[Collected data]
** START **
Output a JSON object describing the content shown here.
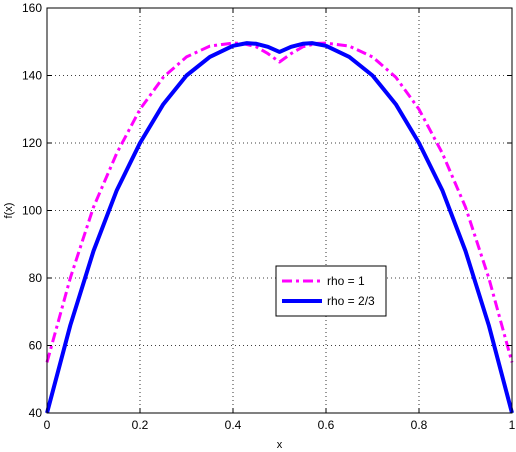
{
  "chart_data": {
    "type": "line",
    "title": "",
    "xlabel": "x",
    "ylabel": "f(x)",
    "xlim": [
      0,
      1
    ],
    "ylim": [
      40,
      160
    ],
    "xticks": [
      "0",
      "0.2",
      "0.4",
      "0.6",
      "0.8",
      "1"
    ],
    "yticks": [
      "40",
      "60",
      "80",
      "100",
      "120",
      "140",
      "160"
    ],
    "grid": true,
    "legend_position": "lower-center-right",
    "series": [
      {
        "name": "rho = 1",
        "color": "#ff00ff",
        "style": "dash-dot",
        "x": [
          0,
          0.05,
          0.1,
          0.15,
          0.2,
          0.25,
          0.3,
          0.35,
          0.4,
          0.42,
          0.45,
          0.475,
          0.5,
          0.525,
          0.55,
          0.58,
          0.6,
          0.65,
          0.7,
          0.75,
          0.8,
          0.85,
          0.9,
          0.95,
          1
        ],
        "y": [
          55,
          80,
          101,
          117,
          130,
          139.5,
          145.5,
          148.7,
          149.6,
          149.5,
          148.5,
          146.5,
          144,
          146.5,
          148.5,
          149.5,
          149.6,
          148.7,
          145.5,
          139.5,
          130,
          117,
          101,
          80,
          55
        ]
      },
      {
        "name": "rho = 2/3",
        "color": "#0000ff",
        "style": "solid",
        "x": [
          0,
          0.05,
          0.1,
          0.15,
          0.2,
          0.25,
          0.3,
          0.35,
          0.4,
          0.43,
          0.45,
          0.475,
          0.5,
          0.525,
          0.55,
          0.57,
          0.6,
          0.65,
          0.7,
          0.75,
          0.8,
          0.85,
          0.9,
          0.95,
          1
        ],
        "y": [
          40,
          66,
          88,
          106,
          120,
          131.5,
          140,
          145.5,
          148.8,
          149.6,
          149.4,
          148.5,
          147,
          148.5,
          149.4,
          149.6,
          148.8,
          145.5,
          140,
          131.5,
          120,
          106,
          88,
          66,
          40
        ]
      }
    ]
  }
}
** END **
» **To be done**:
Set every line down exactly as written, leaving each picture out.

» **Exercise response**:
Output a JSON object describing the content shown here.
{
  "chart_data": {
    "type": "line",
    "title": "",
    "xlabel": "x",
    "ylabel": "f(x)",
    "xlim": [
      0,
      1
    ],
    "ylim": [
      40,
      160
    ],
    "xticks": [
      "0",
      "0.2",
      "0.4",
      "0.6",
      "0.8",
      "1"
    ],
    "yticks": [
      "40",
      "60",
      "80",
      "100",
      "120",
      "140",
      "160"
    ],
    "grid": true,
    "legend_position": "lower-center-right",
    "series": [
      {
        "name": "rho = 1",
        "color": "#ff00ff",
        "style": "dash-dot",
        "x": [
          0,
          0.05,
          0.1,
          0.15,
          0.2,
          0.25,
          0.3,
          0.35,
          0.4,
          0.42,
          0.45,
          0.475,
          0.5,
          0.525,
          0.55,
          0.58,
          0.6,
          0.65,
          0.7,
          0.75,
          0.8,
          0.85,
          0.9,
          0.95,
          1
        ],
        "y": [
          55,
          80,
          101,
          117,
          130,
          139.5,
          145.5,
          148.7,
          149.6,
          149.5,
          148.5,
          146.5,
          144,
          146.5,
          148.5,
          149.5,
          149.6,
          148.7,
          145.5,
          139.5,
          130,
          117,
          101,
          80,
          55
        ]
      },
      {
        "name": "rho = 2/3",
        "color": "#0000ff",
        "style": "solid",
        "x": [
          0,
          0.05,
          0.1,
          0.15,
          0.2,
          0.25,
          0.3,
          0.35,
          0.4,
          0.43,
          0.45,
          0.475,
          0.5,
          0.525,
          0.55,
          0.57,
          0.6,
          0.65,
          0.7,
          0.75,
          0.8,
          0.85,
          0.9,
          0.95,
          1
        ],
        "y": [
          40,
          66,
          88,
          106,
          120,
          131.5,
          140,
          145.5,
          148.8,
          149.6,
          149.4,
          148.5,
          147,
          148.5,
          149.4,
          149.6,
          148.8,
          145.5,
          140,
          131.5,
          120,
          106,
          88,
          66,
          40
        ]
      }
    ]
  }
}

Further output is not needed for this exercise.